## Start Stored data
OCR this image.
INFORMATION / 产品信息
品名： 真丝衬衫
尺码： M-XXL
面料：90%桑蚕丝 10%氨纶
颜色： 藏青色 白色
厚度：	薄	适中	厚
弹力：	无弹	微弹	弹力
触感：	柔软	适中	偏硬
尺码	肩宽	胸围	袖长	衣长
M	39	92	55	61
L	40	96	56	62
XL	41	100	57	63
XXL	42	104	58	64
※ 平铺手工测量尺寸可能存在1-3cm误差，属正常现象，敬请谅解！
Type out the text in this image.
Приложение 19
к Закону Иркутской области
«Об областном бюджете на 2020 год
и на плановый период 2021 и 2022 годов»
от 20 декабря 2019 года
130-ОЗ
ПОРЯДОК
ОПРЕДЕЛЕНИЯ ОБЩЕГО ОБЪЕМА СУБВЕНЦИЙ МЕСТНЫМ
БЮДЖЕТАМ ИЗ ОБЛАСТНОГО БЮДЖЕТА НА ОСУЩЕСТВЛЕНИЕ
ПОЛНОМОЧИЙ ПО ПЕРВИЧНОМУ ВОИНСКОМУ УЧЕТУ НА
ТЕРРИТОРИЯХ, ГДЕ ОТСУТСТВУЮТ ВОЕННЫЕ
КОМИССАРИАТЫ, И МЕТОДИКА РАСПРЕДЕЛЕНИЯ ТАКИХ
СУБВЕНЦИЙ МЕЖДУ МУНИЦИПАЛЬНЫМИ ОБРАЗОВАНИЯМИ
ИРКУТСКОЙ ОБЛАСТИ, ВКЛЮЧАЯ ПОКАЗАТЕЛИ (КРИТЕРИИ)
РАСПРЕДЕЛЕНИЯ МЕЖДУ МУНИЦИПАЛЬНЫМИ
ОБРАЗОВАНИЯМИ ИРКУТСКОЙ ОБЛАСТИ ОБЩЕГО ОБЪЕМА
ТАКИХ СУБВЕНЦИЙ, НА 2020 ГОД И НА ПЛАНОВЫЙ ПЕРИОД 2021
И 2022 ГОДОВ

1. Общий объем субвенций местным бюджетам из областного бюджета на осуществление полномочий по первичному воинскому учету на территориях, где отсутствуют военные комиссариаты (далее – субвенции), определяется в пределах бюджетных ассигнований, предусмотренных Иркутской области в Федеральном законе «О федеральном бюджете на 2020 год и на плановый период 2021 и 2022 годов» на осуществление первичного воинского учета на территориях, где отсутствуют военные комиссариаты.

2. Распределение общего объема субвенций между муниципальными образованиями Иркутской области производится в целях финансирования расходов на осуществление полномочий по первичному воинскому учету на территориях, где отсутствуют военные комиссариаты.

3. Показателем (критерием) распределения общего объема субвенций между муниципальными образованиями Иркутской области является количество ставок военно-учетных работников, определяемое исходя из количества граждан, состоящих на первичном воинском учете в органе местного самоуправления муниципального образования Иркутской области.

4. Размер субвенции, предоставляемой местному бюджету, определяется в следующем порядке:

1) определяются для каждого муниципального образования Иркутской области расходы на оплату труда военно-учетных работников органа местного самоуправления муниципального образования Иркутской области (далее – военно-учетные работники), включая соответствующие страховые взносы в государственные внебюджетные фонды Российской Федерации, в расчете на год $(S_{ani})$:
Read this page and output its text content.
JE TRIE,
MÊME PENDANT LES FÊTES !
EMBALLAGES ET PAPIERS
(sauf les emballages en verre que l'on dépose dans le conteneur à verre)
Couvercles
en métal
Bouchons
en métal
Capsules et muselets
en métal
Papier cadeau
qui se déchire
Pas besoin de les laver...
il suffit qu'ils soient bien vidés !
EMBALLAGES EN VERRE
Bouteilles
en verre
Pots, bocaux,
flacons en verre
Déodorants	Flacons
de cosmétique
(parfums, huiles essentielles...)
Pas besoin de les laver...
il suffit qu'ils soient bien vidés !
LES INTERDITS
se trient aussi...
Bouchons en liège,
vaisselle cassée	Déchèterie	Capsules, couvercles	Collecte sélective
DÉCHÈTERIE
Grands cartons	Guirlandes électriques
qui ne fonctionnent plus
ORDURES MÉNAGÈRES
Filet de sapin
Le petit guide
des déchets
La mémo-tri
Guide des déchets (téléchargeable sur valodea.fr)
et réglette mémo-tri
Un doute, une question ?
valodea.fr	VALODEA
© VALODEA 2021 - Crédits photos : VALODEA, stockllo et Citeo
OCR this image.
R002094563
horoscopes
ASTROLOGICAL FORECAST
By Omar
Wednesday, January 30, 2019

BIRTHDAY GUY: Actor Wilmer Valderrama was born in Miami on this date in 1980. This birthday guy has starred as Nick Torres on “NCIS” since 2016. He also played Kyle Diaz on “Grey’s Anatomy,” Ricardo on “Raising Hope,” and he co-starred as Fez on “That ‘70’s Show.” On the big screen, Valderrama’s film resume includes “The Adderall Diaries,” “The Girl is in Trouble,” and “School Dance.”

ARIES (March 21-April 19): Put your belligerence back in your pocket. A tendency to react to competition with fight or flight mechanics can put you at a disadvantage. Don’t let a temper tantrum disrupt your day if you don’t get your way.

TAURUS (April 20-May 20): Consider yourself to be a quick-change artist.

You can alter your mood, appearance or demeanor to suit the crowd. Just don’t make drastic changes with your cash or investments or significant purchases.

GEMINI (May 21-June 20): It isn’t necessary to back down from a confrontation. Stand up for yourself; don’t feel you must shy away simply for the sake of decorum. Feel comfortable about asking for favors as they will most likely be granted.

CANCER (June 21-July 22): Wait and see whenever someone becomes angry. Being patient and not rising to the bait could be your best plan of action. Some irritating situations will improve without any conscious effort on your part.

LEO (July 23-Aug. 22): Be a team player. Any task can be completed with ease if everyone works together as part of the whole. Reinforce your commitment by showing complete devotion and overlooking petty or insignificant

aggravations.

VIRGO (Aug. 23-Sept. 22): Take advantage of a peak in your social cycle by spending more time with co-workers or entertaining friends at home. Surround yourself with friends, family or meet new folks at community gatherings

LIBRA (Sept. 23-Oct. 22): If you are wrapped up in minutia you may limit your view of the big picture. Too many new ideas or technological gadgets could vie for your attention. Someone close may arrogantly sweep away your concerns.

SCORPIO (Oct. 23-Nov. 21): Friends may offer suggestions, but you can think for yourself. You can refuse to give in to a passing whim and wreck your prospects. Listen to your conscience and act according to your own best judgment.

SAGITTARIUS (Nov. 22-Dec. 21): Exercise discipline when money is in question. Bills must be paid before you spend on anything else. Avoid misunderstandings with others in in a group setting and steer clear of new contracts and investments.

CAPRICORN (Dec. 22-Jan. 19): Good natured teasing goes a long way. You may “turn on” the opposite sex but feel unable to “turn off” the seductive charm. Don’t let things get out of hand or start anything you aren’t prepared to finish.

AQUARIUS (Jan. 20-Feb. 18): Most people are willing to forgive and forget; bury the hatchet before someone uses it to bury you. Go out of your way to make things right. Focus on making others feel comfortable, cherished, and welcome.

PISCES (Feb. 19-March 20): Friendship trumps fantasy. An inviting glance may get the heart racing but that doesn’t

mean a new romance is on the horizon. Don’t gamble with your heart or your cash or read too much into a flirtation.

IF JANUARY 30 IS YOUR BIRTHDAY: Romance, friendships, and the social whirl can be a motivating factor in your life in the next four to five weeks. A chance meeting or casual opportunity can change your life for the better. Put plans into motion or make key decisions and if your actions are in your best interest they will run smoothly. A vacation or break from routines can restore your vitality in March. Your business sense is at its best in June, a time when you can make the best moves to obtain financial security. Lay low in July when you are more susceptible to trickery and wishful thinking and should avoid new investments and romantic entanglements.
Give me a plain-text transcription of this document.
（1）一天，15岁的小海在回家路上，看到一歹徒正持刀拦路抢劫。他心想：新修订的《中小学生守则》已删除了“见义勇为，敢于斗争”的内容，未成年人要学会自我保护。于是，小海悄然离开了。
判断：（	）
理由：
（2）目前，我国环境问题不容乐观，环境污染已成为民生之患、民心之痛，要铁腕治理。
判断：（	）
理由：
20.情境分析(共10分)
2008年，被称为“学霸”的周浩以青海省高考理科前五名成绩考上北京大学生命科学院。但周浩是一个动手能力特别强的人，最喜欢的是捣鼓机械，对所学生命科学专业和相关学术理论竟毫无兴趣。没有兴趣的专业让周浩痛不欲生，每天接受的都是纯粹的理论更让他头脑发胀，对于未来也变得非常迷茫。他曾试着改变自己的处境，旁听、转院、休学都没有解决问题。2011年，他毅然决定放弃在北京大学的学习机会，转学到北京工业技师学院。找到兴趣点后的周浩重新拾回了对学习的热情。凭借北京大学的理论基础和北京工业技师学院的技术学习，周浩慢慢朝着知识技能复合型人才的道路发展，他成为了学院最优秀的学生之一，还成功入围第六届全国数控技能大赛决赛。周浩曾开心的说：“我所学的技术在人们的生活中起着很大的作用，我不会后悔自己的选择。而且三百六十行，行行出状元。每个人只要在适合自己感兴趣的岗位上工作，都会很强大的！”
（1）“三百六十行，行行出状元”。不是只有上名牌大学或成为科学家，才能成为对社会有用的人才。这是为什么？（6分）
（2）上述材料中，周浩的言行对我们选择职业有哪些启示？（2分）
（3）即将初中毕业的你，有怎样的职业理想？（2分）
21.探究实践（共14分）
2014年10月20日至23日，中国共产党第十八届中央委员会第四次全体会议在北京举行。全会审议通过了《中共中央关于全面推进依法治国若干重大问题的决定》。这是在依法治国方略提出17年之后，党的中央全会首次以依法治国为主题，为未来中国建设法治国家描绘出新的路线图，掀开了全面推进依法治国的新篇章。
## End Stored data
### [Directions for this task]
Extract from the data every line where "best" shows up.

### [The output]
CANCER (June 21-July 22): Wait and see whenever someone becomes angry. Being patient and not rising to the bait could be your best plan of action. Some irritating situations will improve without any conscious effort on your part.
SCORPIO (Oct. 23-Nov. 21): Friends may offer suggestions, but you can think for yourself. You can refuse to give in to a passing whim and wreck your prospects. Listen to your conscience and act according to your own best judgment.
IF JANUARY 30 IS YOUR BIRTHDAY: Romance, friendships, and the social whirl can be a motivating factor in your life in the next four to five weeks. A chance meeting or casual opportunity can change your life for the better. Put plans into motion or make key decisions and if your actions are in your best interest they will run smoothly. A vacation or break from routines can restore your vitality in March. Your business sense is at its best in June, a time when you can make the best moves to obtain financial security. Lay low in July when you are more susceptible to trickery and wishful thinking and should avoid new investments and romantic entanglements.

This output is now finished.